Reproduce every line of the data below without any changes.

Collected data:
|---|

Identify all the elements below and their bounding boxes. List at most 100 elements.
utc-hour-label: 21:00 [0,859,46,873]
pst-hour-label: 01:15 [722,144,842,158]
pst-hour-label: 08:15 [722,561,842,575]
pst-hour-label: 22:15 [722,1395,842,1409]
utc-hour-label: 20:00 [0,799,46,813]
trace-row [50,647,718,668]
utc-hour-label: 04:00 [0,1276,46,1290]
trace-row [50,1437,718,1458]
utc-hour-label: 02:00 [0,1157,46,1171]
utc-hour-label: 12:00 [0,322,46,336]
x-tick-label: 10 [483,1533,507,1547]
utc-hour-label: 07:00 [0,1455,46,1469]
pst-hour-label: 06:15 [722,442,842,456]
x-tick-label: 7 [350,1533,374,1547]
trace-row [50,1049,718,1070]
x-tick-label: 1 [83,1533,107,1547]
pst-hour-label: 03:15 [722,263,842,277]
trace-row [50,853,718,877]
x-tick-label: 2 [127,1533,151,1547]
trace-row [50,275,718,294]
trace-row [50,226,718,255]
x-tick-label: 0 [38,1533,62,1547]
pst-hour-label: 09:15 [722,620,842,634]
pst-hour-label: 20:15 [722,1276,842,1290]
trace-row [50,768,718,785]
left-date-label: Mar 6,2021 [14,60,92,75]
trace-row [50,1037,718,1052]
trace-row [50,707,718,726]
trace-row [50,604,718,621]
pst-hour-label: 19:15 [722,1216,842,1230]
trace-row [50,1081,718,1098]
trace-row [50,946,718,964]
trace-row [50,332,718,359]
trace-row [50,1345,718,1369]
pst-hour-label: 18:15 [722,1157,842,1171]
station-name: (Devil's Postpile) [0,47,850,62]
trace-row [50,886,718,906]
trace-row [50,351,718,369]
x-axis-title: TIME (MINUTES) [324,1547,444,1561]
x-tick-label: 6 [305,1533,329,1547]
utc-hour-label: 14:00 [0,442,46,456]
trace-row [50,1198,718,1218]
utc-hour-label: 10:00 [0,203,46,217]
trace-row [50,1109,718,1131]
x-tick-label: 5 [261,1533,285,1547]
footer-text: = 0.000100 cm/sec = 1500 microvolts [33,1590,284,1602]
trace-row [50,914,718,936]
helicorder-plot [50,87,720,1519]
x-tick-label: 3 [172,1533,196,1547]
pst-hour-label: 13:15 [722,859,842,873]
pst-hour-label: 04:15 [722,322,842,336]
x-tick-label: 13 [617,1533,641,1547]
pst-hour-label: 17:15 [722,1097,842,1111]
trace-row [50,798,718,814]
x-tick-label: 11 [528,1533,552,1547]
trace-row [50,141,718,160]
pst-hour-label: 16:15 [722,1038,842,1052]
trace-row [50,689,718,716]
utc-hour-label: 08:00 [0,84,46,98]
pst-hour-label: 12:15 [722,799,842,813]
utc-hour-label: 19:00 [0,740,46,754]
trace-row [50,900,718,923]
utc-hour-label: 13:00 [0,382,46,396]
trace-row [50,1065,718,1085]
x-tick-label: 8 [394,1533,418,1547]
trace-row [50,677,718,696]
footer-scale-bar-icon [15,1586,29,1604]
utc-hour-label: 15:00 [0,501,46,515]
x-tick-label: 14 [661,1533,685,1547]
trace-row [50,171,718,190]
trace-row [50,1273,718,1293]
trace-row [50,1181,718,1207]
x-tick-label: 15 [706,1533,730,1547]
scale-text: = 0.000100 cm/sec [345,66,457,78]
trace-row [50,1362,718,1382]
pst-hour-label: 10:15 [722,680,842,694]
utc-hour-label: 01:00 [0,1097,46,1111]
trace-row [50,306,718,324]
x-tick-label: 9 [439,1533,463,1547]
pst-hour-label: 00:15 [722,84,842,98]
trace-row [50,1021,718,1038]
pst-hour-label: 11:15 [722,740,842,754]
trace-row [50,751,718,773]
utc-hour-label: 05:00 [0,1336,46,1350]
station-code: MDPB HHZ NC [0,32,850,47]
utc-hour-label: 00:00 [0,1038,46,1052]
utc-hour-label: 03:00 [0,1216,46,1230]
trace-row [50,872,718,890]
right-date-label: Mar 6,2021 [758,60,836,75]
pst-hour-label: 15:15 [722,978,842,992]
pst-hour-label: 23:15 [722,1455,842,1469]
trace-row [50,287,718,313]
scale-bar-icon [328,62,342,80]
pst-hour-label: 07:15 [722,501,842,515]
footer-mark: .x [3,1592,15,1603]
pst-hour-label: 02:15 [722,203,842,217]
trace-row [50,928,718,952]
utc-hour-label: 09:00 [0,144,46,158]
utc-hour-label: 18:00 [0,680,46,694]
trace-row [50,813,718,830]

|---|

__ANSWER TO THE TASK__
Identify all the elements below and their bounding boxes. List at most 100 elements.
utc-hour-label: 21:00 [0,859,46,873]
pst-hour-label: 01:15 [722,144,842,158]
pst-hour-label: 08:15 [722,561,842,575]
pst-hour-label: 22:15 [722,1395,842,1409]
utc-hour-label: 20:00 [0,799,46,813]
trace-row [50,647,718,668]
utc-hour-label: 04:00 [0,1276,46,1290]
trace-row [50,1437,718,1458]
utc-hour-label: 02:00 [0,1157,46,1171]
utc-hour-label: 12:00 [0,322,46,336]
x-tick-label: 10 [483,1533,507,1547]
utc-hour-label: 07:00 [0,1455,46,1469]
pst-hour-label: 06:15 [722,442,842,456]
x-tick-label: 7 [350,1533,374,1547]
trace-row [50,1049,718,1070]
x-tick-label: 1 [83,1533,107,1547]
pst-hour-label: 03:15 [722,263,842,277]
trace-row [50,853,718,877]
x-tick-label: 2 [127,1533,151,1547]
trace-row [50,275,718,294]
trace-row [50,226,718,255]
x-tick-label: 0 [38,1533,62,1547]
pst-hour-label: 09:15 [722,620,842,634]
pst-hour-label: 20:15 [722,1276,842,1290]
trace-row [50,768,718,785]
left-date-label: Mar 6,2021 [14,60,92,75]
trace-row [50,1037,718,1052]
trace-row [50,707,718,726]
trace-row [50,604,718,621]
pst-hour-label: 19:15 [722,1216,842,1230]
trace-row [50,1081,718,1098]
trace-row [50,946,718,964]
trace-row [50,332,718,359]
trace-row [50,1345,718,1369]
pst-hour-label: 18:15 [722,1157,842,1171]
station-name: (Devil's Postpile) [0,47,850,62]
trace-row [50,886,718,906]
trace-row [50,351,718,369]
x-axis-title: TIME (MINUTES) [324,1547,444,1561]
x-tick-label: 6 [305,1533,329,1547]
utc-hour-label: 14:00 [0,442,46,456]
trace-row [50,1198,718,1218]
utc-hour-label: 10:00 [0,203,46,217]
trace-row [50,1109,718,1131]
x-tick-label: 5 [261,1533,285,1547]
footer-text: = 0.000100 cm/sec = 1500 microvolts [33,1590,284,1602]
trace-row [50,914,718,936]
helicorder-plot [50,87,720,1519]
x-tick-label: 3 [172,1533,196,1547]
pst-hour-label: 13:15 [722,859,842,873]
pst-hour-label: 04:15 [722,322,842,336]
x-tick-label: 13 [617,1533,641,1547]
pst-hour-label: 17:15 [722,1097,842,1111]
trace-row [50,798,718,814]
x-tick-label: 11 [528,1533,552,1547]
trace-row [50,141,718,160]
pst-hour-label: 16:15 [722,1038,842,1052]
trace-row [50,689,718,716]
utc-hour-label: 08:00 [0,84,46,98]
pst-hour-label: 12:15 [722,799,842,813]
utc-hour-label: 19:00 [0,740,46,754]
trace-row [50,900,718,923]
utc-hour-label: 13:00 [0,382,46,396]
trace-row [50,1065,718,1085]
x-tick-label: 8 [394,1533,418,1547]
trace-row [50,677,718,696]
footer-scale-bar-icon [15,1586,29,1604]
utc-hour-label: 15:00 [0,501,46,515]
x-tick-label: 14 [661,1533,685,1547]
trace-row [50,171,718,190]
trace-row [50,1273,718,1293]
trace-row [50,1181,718,1207]
x-tick-label: 15 [706,1533,730,1547]
scale-text: = 0.000100 cm/sec [345,66,457,78]
trace-row [50,1362,718,1382]
pst-hour-label: 10:15 [722,680,842,694]
utc-hour-label: 01:00 [0,1097,46,1111]
trace-row [50,306,718,324]
x-tick-label: 9 [439,1533,463,1547]
pst-hour-label: 00:15 [722,84,842,98]
trace-row [50,1021,718,1038]
pst-hour-label: 11:15 [722,740,842,754]
trace-row [50,751,718,773]
utc-hour-label: 05:00 [0,1336,46,1350]
station-code: MDPB HHZ NC [0,32,850,47]
utc-hour-label: 00:00 [0,1038,46,1052]
utc-hour-label: 03:00 [0,1216,46,1230]
trace-row [50,872,718,890]
right-date-label: Mar 6,2021 [758,60,836,75]
pst-hour-label: 15:15 [722,978,842,992]
pst-hour-label: 23:15 [722,1455,842,1469]
trace-row [50,287,718,313]
scale-bar-icon [328,62,342,80]
pst-hour-label: 07:15 [722,501,842,515]
footer-mark: .x [3,1592,15,1603]
pst-hour-label: 02:15 [722,203,842,217]
trace-row [50,928,718,952]
utc-hour-label: 09:00 [0,144,46,158]
utc-hour-label: 18:00 [0,680,46,694]
trace-row [50,813,718,830]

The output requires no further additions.